- **STATED EXERCISE**:
Determine which lines contain the word "energiebehoefte", then copy those lines.

- **INPUT RECORDS**:
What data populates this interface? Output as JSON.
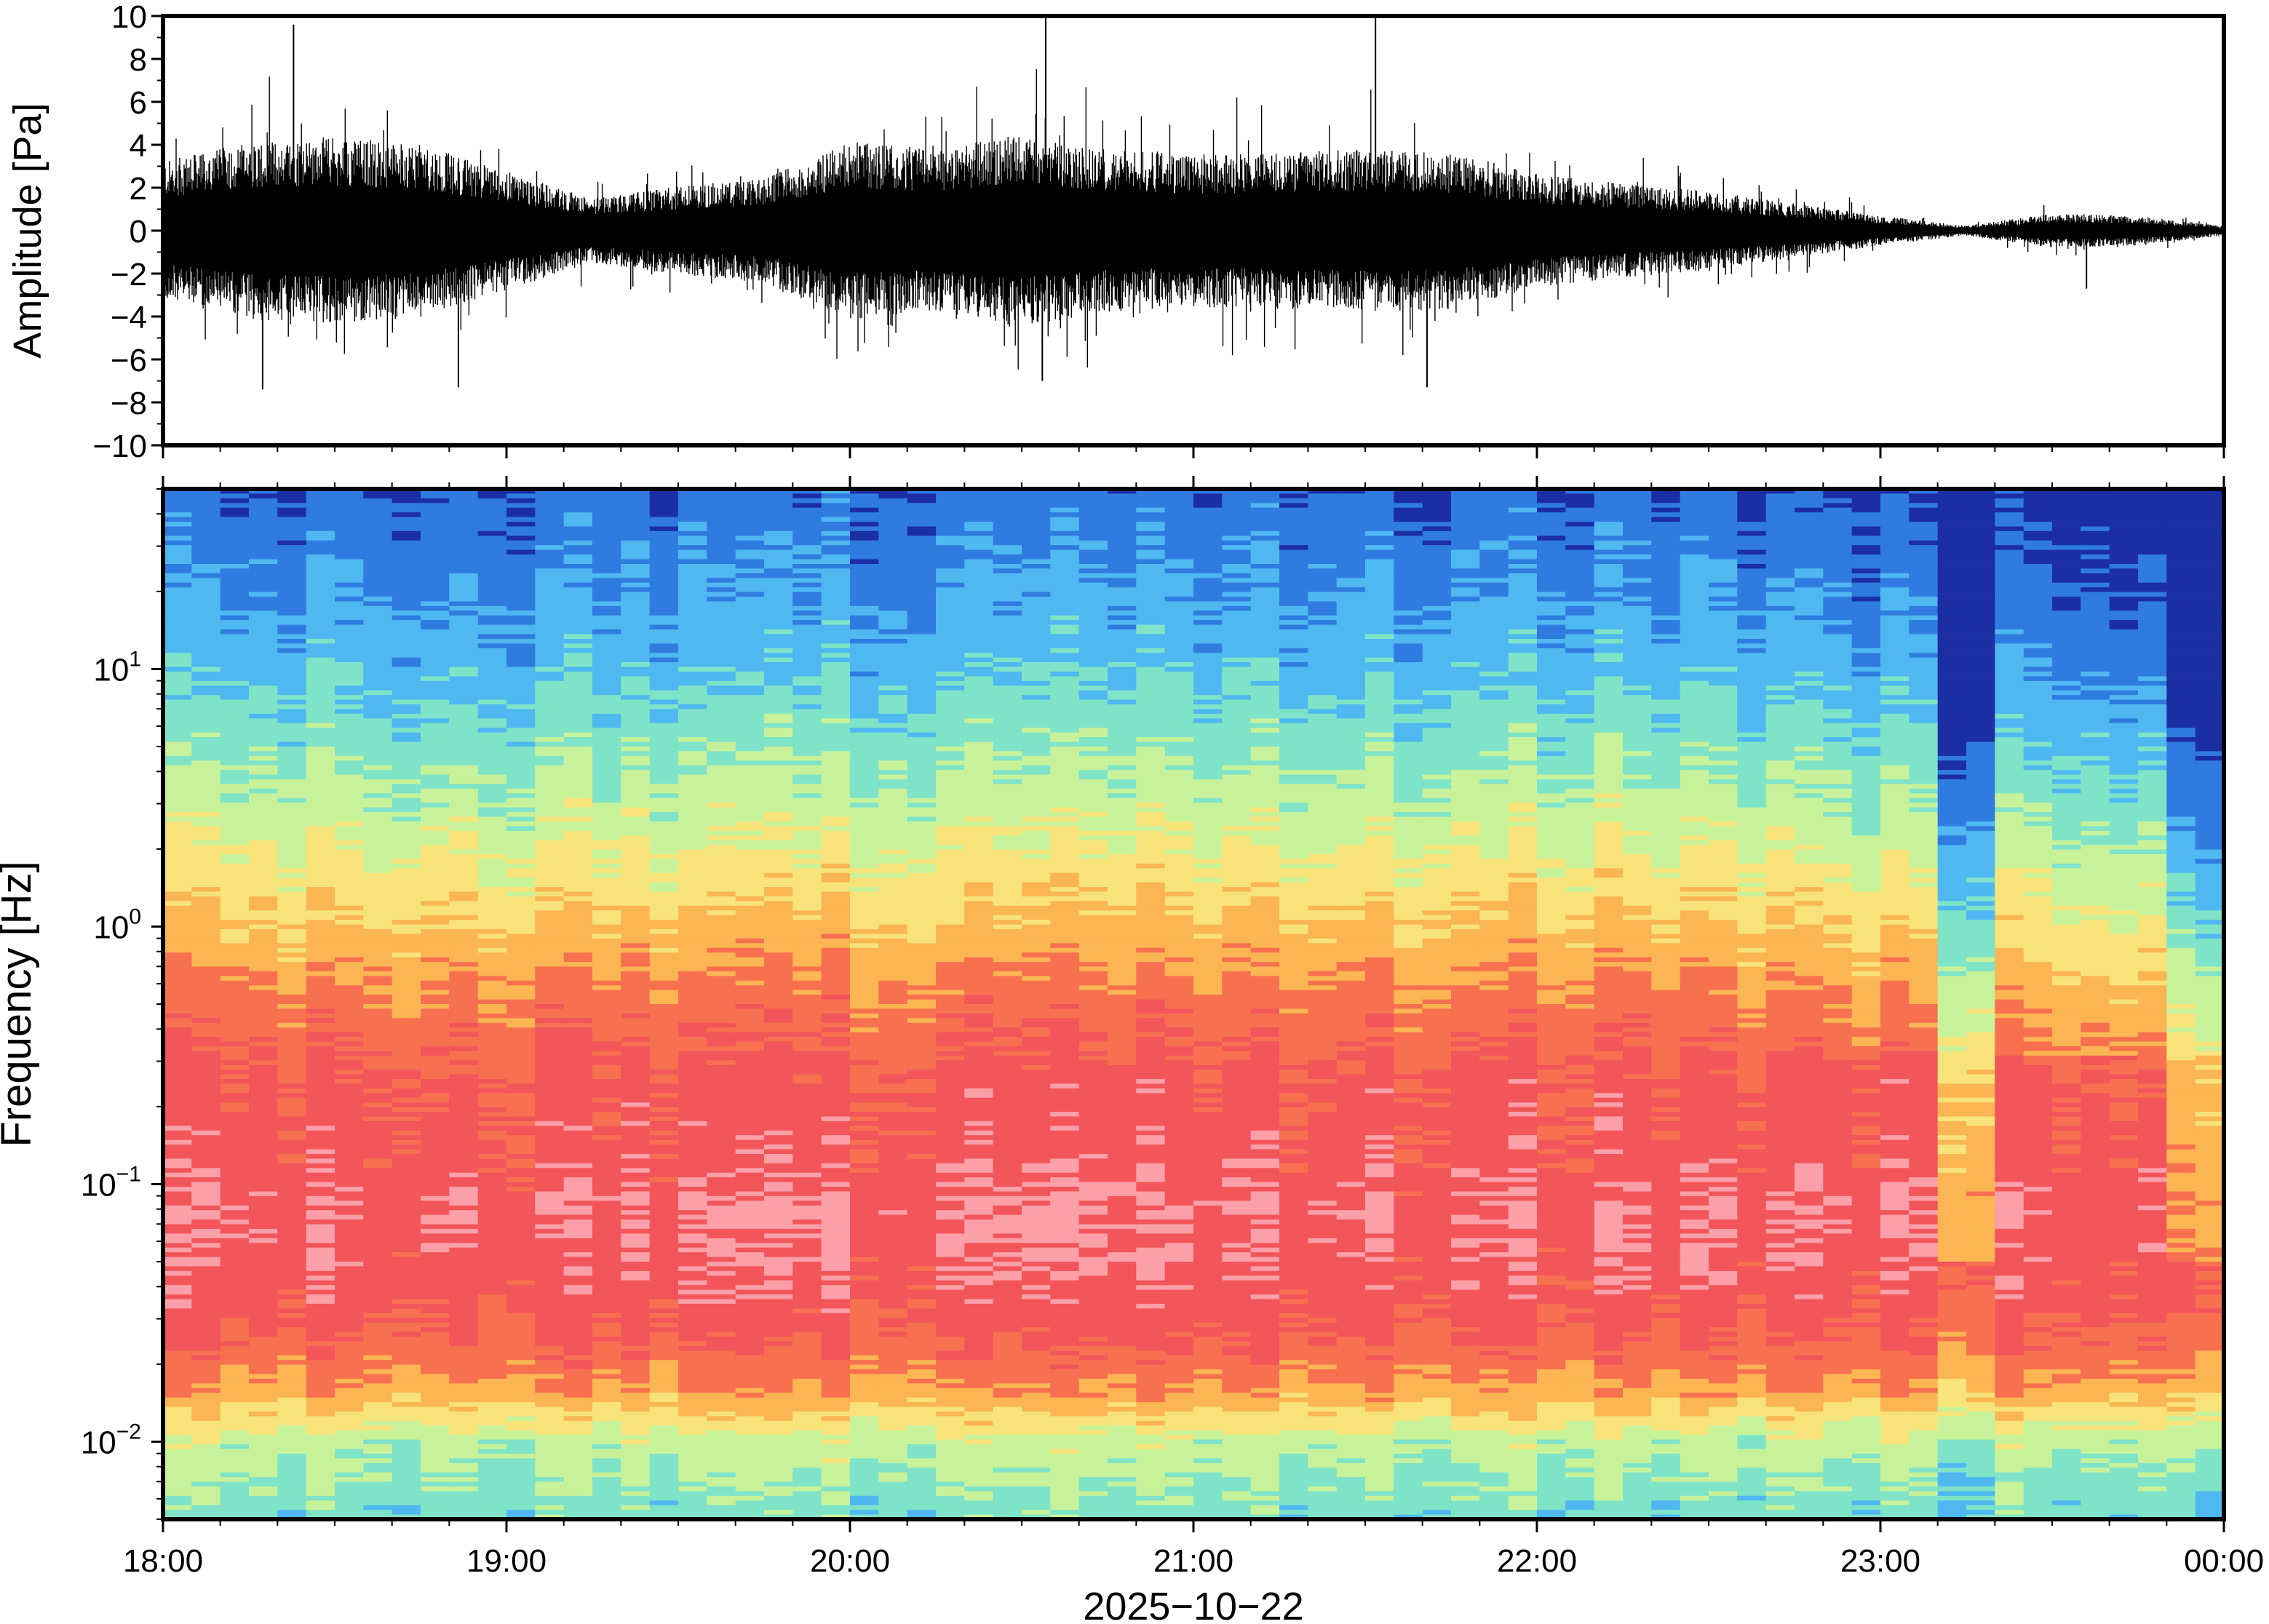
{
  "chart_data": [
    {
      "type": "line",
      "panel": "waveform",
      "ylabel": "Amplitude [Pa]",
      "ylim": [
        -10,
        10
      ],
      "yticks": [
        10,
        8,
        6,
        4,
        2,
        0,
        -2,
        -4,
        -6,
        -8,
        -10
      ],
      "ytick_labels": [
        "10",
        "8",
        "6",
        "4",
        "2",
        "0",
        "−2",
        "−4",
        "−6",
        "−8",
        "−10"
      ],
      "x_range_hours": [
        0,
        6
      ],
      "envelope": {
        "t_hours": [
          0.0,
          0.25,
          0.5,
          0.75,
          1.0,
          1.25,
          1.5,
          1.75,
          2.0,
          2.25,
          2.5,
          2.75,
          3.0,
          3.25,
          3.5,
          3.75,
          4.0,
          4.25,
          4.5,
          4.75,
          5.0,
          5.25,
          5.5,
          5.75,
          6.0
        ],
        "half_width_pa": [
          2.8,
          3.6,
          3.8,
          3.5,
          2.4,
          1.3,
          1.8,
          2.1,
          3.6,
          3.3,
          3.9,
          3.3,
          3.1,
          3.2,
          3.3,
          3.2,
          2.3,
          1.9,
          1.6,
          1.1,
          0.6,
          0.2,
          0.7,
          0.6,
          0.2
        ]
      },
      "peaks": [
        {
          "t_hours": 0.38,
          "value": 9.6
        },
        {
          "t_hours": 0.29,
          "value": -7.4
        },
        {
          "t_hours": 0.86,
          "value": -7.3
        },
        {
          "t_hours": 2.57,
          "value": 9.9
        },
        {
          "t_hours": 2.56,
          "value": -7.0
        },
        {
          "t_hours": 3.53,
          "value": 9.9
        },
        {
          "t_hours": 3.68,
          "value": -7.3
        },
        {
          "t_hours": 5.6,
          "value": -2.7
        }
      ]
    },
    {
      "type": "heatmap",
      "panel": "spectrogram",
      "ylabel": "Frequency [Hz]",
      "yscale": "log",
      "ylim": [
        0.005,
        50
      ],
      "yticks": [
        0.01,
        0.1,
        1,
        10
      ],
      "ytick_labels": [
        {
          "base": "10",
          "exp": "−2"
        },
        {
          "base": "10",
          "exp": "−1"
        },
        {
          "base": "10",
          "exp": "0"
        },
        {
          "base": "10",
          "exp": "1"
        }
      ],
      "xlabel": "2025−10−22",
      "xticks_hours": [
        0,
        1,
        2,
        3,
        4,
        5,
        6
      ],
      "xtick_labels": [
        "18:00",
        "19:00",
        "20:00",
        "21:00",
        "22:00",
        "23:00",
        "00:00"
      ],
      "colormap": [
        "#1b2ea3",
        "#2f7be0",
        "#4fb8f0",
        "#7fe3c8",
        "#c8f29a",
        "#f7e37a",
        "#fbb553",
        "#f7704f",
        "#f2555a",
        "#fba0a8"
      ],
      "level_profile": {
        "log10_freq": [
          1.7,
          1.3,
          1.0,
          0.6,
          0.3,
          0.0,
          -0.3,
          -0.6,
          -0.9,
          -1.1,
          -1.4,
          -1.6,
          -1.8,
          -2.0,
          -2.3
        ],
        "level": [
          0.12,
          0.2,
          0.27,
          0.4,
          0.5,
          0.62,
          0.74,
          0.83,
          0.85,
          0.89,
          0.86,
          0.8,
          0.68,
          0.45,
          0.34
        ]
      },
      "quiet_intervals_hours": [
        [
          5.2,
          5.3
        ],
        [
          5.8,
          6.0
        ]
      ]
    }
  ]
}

...

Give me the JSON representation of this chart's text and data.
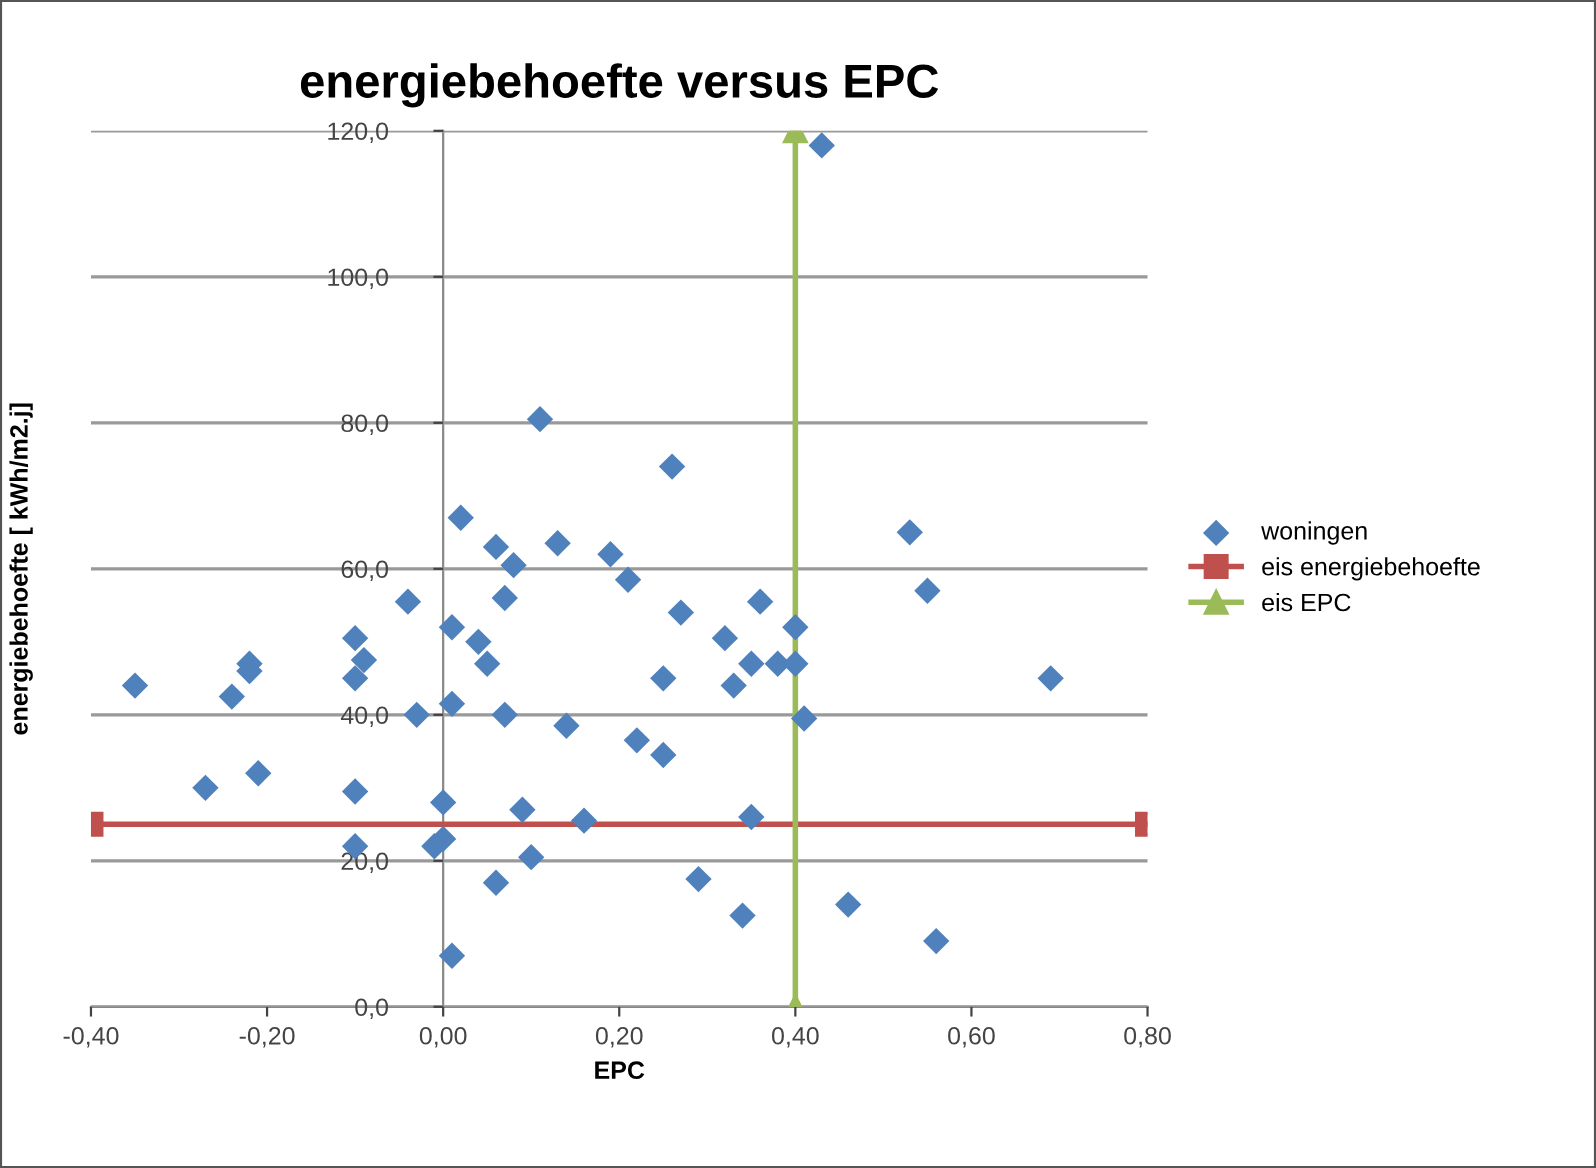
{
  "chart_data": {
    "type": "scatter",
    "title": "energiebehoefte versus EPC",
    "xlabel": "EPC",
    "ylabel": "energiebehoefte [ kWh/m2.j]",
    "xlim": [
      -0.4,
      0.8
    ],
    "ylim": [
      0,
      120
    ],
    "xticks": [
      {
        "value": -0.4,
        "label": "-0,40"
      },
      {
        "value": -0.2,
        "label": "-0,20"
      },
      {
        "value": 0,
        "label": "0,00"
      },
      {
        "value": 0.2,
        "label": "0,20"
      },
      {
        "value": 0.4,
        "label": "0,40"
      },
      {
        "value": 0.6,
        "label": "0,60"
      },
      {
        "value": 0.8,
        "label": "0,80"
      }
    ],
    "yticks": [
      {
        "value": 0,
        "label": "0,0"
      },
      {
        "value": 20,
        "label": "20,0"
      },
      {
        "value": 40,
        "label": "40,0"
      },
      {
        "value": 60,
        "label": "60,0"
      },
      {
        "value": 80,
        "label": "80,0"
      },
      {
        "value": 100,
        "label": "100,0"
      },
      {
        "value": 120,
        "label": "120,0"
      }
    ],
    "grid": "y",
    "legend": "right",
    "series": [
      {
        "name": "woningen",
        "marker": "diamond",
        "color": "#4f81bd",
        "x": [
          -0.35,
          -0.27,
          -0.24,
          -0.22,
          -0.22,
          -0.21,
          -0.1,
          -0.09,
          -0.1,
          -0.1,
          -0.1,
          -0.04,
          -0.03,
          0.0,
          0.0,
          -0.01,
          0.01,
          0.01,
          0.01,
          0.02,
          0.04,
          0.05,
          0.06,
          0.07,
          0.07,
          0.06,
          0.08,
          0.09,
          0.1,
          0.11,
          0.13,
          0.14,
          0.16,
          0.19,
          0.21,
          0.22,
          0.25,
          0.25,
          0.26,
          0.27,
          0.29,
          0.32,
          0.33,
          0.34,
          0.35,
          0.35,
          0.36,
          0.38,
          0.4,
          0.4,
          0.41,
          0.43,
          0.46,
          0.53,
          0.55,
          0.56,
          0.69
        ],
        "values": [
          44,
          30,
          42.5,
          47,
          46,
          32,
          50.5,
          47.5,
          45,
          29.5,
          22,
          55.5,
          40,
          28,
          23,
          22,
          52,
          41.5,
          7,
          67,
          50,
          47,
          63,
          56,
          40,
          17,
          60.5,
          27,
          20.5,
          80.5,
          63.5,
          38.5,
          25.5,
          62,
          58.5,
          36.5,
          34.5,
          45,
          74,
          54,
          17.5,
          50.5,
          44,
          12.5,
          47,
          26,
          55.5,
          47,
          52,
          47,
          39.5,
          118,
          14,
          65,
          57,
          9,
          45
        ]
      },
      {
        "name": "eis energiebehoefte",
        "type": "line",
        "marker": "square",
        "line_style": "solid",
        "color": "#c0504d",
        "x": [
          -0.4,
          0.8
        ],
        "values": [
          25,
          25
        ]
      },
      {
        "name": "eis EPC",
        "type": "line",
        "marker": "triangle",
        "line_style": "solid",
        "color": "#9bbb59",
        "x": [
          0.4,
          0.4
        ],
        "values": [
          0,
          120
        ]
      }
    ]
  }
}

--

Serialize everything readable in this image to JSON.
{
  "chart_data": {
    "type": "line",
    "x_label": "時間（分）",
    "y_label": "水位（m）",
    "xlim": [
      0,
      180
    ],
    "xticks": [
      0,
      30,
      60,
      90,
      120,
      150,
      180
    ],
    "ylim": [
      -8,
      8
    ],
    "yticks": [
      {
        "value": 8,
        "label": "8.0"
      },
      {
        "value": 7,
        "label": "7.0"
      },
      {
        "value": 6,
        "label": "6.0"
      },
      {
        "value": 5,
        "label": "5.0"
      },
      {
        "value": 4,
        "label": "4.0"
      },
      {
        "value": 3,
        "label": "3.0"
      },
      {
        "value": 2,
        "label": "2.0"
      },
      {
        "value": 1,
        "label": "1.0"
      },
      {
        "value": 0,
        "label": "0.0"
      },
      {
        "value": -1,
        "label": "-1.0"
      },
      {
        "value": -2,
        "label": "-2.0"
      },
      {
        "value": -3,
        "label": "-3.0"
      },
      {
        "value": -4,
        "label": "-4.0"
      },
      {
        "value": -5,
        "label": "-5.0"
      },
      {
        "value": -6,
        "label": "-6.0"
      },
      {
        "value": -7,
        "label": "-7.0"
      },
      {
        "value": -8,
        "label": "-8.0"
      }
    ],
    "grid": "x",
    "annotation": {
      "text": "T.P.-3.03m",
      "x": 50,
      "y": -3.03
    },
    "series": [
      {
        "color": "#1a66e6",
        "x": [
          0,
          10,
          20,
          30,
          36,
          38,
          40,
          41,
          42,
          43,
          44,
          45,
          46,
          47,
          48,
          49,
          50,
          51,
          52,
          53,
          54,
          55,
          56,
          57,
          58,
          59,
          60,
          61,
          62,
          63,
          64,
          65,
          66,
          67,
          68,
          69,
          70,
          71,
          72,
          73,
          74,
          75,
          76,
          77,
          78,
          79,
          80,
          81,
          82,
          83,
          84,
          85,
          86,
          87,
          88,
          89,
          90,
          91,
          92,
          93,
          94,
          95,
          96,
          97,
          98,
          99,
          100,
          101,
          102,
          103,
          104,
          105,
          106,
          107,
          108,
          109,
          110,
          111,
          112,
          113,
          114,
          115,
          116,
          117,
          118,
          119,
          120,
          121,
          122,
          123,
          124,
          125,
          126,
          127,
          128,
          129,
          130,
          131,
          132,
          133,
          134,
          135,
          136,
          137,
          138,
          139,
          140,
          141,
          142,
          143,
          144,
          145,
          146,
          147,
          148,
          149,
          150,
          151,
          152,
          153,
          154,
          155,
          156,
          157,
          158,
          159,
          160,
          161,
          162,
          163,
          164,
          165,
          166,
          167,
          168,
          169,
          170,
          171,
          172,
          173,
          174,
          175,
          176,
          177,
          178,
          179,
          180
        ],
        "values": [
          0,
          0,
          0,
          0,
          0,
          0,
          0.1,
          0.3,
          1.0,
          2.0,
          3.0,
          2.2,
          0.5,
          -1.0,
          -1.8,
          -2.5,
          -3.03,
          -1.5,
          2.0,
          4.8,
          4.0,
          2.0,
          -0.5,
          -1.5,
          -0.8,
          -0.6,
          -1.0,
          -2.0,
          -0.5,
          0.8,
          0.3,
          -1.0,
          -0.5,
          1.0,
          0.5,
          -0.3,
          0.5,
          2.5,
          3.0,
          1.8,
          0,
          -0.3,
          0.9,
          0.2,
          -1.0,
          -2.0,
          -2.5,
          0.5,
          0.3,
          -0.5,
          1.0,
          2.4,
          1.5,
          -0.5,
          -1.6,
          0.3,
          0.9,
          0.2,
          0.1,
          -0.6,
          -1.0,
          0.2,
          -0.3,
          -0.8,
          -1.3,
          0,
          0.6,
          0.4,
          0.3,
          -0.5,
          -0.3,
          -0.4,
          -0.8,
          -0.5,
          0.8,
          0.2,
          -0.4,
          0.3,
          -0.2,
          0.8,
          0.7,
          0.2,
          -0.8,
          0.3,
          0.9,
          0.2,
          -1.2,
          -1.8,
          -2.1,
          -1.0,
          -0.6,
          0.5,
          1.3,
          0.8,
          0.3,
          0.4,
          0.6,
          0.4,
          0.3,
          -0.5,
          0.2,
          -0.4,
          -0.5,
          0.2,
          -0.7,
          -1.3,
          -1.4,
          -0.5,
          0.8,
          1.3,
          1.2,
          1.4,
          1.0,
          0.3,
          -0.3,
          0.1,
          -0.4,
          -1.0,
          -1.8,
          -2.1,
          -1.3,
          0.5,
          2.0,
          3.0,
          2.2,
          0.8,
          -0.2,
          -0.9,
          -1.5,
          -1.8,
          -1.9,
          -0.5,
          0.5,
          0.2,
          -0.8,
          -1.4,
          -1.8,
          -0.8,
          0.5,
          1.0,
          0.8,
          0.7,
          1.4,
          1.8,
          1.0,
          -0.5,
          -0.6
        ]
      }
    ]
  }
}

- **REPLY**:
    "title": "energiebehoefte versus EPC",
    "ylabel": "energiebehoefte [ kWh/m2.j]",
        "name": "eis energiebehoefte",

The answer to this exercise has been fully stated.